What is needed: In the entries below, find the lines that contain the word "header" and copy them.

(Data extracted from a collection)
##############################

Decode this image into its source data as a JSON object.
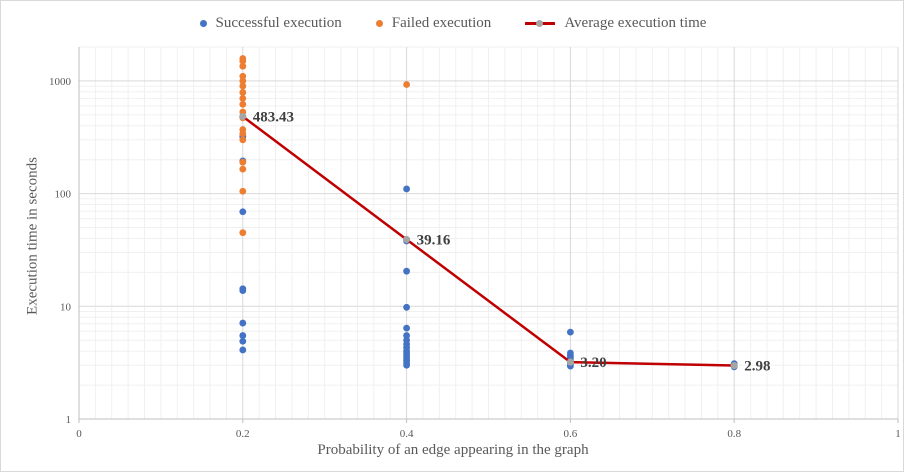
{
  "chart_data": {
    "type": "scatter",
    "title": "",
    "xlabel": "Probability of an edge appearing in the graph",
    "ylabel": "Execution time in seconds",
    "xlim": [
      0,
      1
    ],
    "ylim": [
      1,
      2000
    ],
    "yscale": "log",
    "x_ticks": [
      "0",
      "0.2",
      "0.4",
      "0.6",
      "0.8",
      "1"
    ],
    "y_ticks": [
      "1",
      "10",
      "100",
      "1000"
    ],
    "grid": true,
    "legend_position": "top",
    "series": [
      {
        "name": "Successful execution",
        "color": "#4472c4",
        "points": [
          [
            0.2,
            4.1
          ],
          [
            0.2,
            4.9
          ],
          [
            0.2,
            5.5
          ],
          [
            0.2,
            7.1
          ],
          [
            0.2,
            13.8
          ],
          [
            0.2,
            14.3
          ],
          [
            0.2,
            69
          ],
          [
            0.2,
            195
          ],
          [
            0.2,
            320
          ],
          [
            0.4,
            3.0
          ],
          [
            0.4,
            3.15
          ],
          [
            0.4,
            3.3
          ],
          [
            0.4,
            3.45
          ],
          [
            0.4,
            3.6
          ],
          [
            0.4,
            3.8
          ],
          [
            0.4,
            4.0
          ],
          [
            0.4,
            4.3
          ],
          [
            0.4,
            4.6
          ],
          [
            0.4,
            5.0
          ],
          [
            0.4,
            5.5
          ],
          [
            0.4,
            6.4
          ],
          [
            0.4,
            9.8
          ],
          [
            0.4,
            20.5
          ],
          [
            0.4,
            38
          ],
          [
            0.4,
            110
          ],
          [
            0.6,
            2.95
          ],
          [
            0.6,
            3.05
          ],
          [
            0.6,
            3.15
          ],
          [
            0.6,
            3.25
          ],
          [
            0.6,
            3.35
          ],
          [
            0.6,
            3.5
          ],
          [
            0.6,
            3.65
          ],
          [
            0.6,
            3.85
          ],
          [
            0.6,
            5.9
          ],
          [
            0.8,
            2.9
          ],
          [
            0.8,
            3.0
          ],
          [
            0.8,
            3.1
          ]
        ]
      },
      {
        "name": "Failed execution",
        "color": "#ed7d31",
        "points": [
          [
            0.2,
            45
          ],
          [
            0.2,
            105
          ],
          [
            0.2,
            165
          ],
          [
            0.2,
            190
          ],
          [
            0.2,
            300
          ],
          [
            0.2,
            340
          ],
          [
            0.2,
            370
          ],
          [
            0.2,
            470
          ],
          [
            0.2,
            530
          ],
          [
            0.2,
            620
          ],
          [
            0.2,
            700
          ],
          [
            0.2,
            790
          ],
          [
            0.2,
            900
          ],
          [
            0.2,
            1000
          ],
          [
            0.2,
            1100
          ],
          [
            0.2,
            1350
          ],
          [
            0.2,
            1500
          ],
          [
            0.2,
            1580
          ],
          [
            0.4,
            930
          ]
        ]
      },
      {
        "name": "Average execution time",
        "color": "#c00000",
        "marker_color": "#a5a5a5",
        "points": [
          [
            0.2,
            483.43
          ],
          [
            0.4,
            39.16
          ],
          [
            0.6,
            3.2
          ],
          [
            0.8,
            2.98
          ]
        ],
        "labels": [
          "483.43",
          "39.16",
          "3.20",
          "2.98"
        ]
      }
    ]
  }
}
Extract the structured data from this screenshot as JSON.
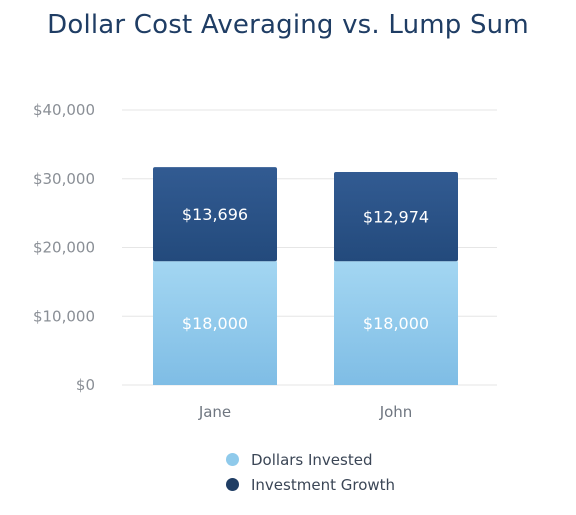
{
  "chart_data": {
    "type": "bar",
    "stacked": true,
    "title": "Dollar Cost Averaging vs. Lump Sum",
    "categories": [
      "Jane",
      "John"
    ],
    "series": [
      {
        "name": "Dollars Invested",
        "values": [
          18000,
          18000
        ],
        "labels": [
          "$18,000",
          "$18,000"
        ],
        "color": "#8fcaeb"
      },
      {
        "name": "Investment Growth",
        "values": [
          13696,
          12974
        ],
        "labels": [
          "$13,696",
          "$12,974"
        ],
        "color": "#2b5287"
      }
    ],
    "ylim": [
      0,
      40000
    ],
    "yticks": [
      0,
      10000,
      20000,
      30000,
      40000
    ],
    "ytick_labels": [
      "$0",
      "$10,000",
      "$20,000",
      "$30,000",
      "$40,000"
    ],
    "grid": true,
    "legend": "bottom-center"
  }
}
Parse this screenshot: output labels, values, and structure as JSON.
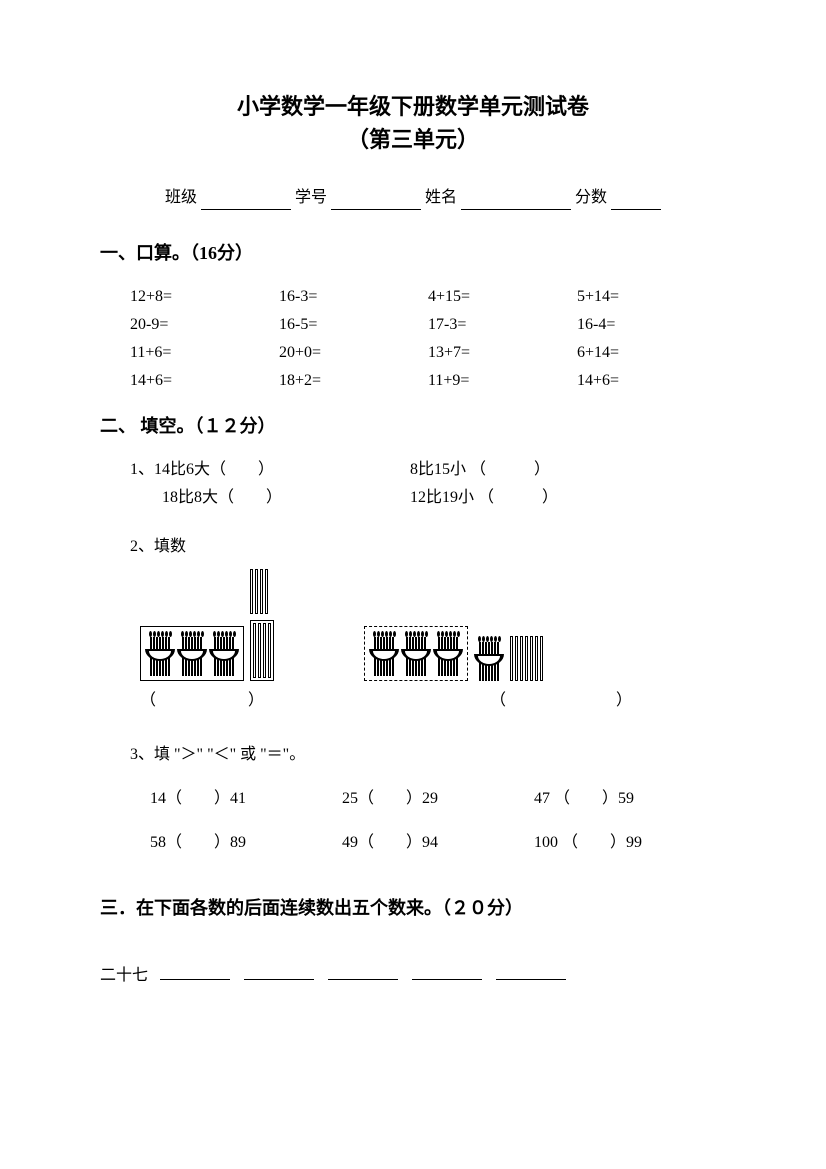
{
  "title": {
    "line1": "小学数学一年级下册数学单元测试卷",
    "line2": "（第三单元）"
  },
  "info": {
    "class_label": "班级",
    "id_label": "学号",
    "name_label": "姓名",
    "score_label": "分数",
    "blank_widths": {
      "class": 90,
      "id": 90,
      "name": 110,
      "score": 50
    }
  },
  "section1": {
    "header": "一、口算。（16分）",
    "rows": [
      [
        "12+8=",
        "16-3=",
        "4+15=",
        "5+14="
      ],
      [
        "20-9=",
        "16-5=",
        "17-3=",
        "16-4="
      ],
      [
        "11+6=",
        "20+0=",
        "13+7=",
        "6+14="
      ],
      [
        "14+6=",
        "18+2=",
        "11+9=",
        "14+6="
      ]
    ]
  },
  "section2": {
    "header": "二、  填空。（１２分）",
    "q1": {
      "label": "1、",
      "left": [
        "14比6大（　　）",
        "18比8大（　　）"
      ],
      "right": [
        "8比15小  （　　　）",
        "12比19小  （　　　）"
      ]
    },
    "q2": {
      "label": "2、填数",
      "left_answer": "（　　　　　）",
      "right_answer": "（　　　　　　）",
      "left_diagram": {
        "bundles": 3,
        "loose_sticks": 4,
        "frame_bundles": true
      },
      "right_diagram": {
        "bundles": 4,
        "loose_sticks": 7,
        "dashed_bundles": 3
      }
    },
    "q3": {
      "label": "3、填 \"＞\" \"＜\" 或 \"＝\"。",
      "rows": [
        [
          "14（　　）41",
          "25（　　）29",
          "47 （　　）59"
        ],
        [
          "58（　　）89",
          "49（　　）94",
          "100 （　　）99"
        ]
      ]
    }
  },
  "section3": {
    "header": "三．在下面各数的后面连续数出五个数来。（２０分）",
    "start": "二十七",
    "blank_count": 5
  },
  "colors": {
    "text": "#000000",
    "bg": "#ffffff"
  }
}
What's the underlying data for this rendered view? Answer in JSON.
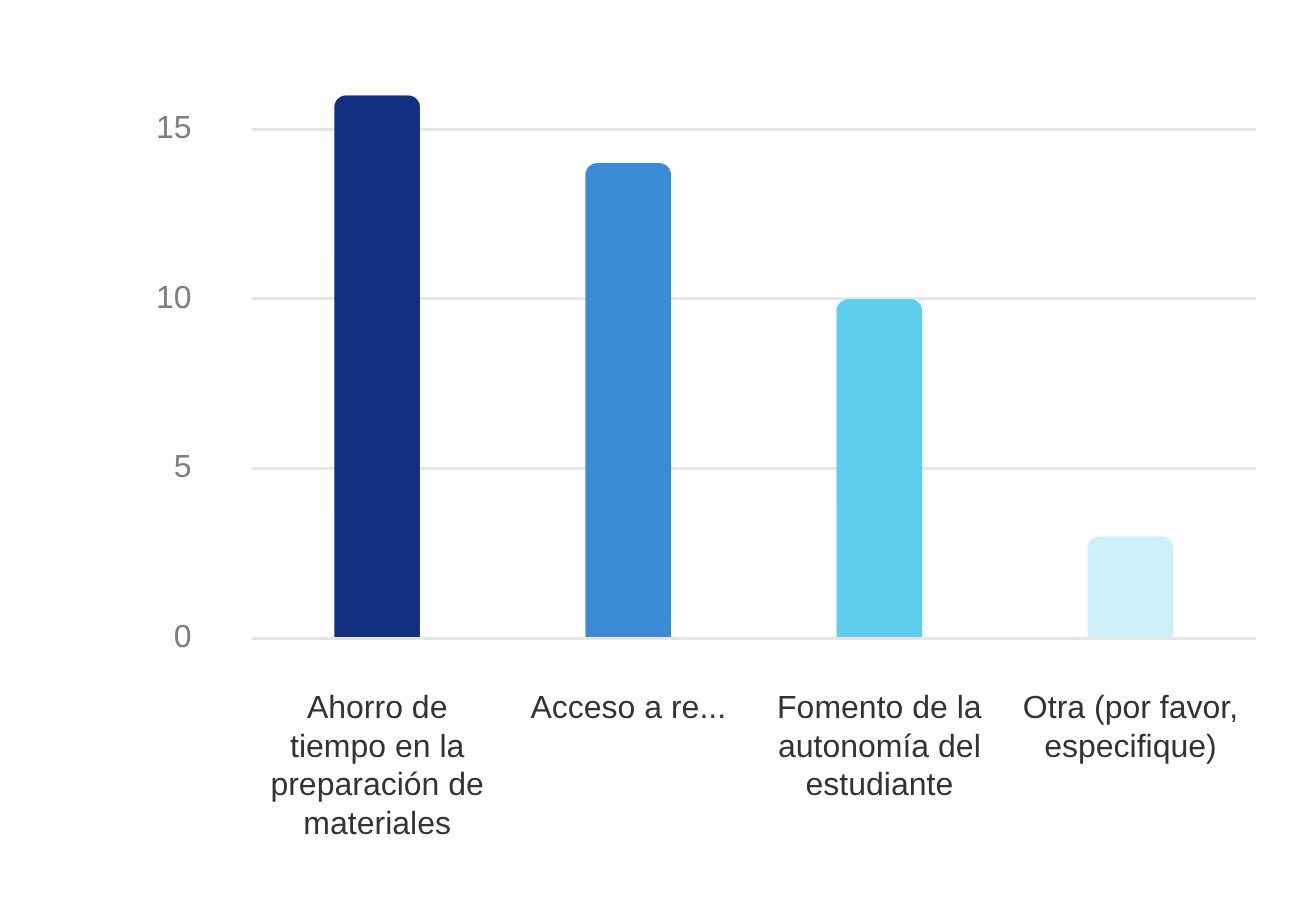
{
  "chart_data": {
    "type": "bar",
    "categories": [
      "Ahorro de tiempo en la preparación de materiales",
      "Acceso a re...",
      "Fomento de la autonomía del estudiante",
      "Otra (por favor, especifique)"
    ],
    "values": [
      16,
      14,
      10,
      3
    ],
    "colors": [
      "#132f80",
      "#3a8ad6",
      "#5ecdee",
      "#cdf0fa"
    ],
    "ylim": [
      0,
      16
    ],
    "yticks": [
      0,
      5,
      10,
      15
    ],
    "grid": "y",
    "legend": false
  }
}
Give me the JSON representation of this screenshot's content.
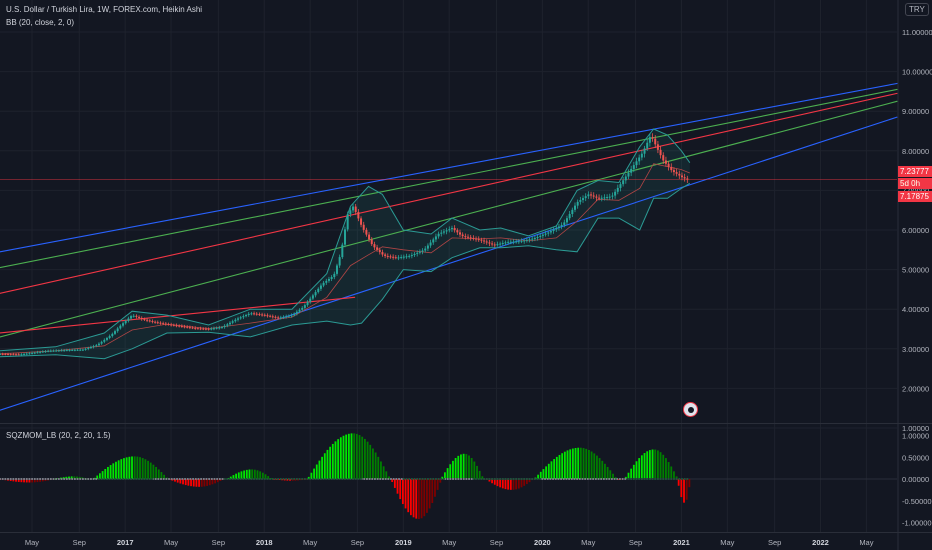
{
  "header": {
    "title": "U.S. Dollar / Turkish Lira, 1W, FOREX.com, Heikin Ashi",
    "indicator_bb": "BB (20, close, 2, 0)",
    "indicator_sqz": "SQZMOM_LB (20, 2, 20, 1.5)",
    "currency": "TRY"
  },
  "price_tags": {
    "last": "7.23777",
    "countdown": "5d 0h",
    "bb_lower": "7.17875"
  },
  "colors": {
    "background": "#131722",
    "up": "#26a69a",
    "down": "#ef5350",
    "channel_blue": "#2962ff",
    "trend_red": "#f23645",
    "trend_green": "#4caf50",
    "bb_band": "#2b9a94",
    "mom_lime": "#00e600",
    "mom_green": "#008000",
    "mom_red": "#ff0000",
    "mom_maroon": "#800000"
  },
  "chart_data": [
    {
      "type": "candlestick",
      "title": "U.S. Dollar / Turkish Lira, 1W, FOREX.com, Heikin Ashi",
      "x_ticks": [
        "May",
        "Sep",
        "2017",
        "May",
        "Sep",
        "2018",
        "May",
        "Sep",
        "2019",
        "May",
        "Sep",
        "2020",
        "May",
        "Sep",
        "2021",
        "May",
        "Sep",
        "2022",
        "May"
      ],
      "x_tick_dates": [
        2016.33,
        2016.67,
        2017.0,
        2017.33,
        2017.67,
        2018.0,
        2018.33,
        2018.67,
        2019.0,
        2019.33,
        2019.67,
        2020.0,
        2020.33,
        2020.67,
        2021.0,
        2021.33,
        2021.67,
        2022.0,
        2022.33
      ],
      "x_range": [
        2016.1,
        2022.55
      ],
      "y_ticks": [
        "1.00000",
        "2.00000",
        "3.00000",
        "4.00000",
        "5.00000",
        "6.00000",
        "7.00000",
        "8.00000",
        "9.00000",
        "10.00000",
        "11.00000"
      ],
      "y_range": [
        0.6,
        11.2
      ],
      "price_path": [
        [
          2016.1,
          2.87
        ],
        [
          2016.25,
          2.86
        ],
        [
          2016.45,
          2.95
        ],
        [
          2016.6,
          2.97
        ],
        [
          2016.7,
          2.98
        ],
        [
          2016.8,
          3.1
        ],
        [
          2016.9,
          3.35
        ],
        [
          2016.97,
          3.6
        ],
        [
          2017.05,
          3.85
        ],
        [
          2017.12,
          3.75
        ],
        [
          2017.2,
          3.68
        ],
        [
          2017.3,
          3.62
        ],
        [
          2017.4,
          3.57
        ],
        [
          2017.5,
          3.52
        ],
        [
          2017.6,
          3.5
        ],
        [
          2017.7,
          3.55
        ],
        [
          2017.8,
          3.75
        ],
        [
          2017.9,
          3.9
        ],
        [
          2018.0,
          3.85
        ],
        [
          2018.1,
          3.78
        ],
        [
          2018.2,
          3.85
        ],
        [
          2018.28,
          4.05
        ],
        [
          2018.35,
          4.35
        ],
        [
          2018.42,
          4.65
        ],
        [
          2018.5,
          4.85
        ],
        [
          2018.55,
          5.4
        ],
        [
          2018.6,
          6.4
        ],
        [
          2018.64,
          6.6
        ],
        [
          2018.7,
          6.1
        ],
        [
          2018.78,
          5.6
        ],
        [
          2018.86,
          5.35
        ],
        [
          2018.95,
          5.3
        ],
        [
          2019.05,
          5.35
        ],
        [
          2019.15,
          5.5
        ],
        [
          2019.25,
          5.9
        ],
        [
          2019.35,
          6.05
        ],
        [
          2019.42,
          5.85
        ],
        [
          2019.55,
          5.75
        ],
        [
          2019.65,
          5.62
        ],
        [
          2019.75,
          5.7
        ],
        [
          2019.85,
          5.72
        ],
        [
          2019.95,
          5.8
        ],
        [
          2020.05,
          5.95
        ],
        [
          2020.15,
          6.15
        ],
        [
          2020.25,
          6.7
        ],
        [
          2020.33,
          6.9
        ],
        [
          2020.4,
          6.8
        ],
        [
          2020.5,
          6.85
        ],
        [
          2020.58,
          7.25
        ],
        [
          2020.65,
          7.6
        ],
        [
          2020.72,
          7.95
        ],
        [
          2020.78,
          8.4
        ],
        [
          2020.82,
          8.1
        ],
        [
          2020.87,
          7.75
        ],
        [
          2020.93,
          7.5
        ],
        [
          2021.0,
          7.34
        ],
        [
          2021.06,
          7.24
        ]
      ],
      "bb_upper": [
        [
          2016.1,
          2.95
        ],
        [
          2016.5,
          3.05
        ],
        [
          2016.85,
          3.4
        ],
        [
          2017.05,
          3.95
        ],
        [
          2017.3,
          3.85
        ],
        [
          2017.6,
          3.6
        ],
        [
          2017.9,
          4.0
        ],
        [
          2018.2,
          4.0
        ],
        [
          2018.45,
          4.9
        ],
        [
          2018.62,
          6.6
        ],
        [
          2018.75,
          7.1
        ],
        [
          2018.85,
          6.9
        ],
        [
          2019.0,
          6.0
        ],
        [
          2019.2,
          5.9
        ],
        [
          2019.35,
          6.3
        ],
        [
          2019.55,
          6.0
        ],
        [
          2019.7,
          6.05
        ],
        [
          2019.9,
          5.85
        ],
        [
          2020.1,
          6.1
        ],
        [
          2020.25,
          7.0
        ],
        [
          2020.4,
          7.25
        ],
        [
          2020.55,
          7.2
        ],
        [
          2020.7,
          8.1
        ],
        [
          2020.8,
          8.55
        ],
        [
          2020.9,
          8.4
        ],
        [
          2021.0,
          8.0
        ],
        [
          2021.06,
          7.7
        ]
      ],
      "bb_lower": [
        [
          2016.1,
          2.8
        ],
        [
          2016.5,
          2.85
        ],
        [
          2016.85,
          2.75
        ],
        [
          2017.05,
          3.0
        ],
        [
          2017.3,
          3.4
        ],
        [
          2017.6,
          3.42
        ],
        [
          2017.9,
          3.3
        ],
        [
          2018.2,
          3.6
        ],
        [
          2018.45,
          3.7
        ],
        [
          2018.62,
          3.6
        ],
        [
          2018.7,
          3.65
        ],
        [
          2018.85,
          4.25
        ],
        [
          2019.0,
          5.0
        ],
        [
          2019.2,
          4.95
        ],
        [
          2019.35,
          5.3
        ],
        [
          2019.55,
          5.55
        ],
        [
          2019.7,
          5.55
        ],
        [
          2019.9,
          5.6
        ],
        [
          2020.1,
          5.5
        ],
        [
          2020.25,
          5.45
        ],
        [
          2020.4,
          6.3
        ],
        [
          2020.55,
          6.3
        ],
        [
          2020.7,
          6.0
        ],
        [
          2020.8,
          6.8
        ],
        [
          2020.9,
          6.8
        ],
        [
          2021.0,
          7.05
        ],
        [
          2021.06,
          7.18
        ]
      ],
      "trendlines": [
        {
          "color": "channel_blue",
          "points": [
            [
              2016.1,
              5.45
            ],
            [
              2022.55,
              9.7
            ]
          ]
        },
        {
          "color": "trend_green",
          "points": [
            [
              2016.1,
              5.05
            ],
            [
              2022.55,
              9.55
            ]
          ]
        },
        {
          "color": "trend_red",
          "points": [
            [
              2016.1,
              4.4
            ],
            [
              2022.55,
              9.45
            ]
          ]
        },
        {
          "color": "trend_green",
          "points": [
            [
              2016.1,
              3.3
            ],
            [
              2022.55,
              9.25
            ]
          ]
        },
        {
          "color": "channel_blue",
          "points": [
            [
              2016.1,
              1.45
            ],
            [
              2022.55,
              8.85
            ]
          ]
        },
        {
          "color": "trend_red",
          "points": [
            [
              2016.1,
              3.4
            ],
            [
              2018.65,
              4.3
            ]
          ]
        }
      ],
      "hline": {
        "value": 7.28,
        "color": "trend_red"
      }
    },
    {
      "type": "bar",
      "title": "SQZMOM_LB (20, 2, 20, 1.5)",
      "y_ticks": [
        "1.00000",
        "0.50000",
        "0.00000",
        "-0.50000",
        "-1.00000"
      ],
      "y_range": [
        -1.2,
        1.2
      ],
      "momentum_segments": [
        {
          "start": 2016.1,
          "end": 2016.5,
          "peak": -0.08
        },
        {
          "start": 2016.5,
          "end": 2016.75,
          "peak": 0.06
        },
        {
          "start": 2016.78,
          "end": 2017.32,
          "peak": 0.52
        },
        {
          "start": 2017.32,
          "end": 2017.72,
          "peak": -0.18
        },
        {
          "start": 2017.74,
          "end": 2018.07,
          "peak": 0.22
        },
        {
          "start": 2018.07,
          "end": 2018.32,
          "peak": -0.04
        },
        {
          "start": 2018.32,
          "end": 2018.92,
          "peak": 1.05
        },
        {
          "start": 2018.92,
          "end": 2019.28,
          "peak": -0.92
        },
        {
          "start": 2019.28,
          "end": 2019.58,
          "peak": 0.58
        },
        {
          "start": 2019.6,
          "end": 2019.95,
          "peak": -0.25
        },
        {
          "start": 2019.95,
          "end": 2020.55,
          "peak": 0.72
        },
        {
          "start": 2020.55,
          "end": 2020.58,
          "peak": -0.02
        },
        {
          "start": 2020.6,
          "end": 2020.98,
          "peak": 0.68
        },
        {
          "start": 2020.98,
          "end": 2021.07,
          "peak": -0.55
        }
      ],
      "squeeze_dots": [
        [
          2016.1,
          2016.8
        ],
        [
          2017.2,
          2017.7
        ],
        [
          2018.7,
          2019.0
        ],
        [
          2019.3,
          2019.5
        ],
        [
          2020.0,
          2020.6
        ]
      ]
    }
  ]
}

##############################

Response:
    "header": "一、口算。（16分）",
    "header": "二、  填空。（１２分）",
    "header": "三．在下面各数的后面连续数出五个数来。（２０分）",
  "header": {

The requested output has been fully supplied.